** START DATA EXCERPTS **

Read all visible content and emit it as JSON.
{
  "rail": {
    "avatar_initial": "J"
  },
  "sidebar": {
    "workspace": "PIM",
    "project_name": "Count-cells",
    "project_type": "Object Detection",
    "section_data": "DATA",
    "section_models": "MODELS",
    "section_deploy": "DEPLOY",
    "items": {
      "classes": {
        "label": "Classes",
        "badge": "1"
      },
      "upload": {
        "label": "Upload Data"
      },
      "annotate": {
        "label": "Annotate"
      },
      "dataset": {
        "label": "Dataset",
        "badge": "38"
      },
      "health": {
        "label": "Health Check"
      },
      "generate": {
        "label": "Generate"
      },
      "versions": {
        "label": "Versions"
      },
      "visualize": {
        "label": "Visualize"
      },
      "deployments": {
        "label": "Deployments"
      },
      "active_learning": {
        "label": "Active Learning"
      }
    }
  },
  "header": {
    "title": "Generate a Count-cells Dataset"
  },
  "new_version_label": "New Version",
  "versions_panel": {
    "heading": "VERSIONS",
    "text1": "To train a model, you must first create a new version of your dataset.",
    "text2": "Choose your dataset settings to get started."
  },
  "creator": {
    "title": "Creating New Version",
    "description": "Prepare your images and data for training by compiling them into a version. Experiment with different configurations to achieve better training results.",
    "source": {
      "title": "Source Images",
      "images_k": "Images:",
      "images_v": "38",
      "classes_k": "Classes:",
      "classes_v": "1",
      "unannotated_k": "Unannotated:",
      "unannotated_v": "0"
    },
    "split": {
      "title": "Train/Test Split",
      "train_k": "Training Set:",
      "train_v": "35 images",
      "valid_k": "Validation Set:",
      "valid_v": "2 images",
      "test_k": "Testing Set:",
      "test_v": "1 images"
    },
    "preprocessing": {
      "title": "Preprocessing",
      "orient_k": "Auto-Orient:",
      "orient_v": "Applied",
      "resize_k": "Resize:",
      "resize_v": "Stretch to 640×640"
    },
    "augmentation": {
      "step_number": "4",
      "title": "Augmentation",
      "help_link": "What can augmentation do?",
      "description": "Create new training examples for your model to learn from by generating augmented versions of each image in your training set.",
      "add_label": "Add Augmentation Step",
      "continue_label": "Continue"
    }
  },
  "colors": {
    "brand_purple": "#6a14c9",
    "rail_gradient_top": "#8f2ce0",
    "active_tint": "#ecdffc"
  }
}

** END DATA EXCERPTS **
** START DATA EXCERPTS **

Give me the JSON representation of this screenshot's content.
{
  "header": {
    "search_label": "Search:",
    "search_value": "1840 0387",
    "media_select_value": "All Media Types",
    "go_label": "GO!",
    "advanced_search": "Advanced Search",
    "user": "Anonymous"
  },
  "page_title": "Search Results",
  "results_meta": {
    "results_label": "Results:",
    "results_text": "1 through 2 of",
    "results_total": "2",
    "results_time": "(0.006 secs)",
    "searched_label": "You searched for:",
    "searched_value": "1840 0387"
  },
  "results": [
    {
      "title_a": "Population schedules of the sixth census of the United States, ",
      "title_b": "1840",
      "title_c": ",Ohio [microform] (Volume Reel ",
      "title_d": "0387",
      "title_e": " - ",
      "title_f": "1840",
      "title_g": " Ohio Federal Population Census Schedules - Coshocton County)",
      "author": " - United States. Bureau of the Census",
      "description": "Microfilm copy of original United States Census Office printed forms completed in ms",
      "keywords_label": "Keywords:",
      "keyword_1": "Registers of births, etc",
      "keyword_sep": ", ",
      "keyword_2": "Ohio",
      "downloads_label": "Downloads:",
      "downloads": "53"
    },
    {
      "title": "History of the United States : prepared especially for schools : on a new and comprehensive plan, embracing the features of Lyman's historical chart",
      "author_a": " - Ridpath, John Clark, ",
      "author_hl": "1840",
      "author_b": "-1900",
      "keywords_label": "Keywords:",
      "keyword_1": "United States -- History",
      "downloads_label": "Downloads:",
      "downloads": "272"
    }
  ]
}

** END DATA EXCERPTS **

Scan the listing above. Gather each line that contains the word "Population".

_TASK ANSWER_
      "title_a": "Population schedules of the sixth census of the United States, ",
      "title_g": " Ohio Federal Population Census Schedules - Coshocton County)",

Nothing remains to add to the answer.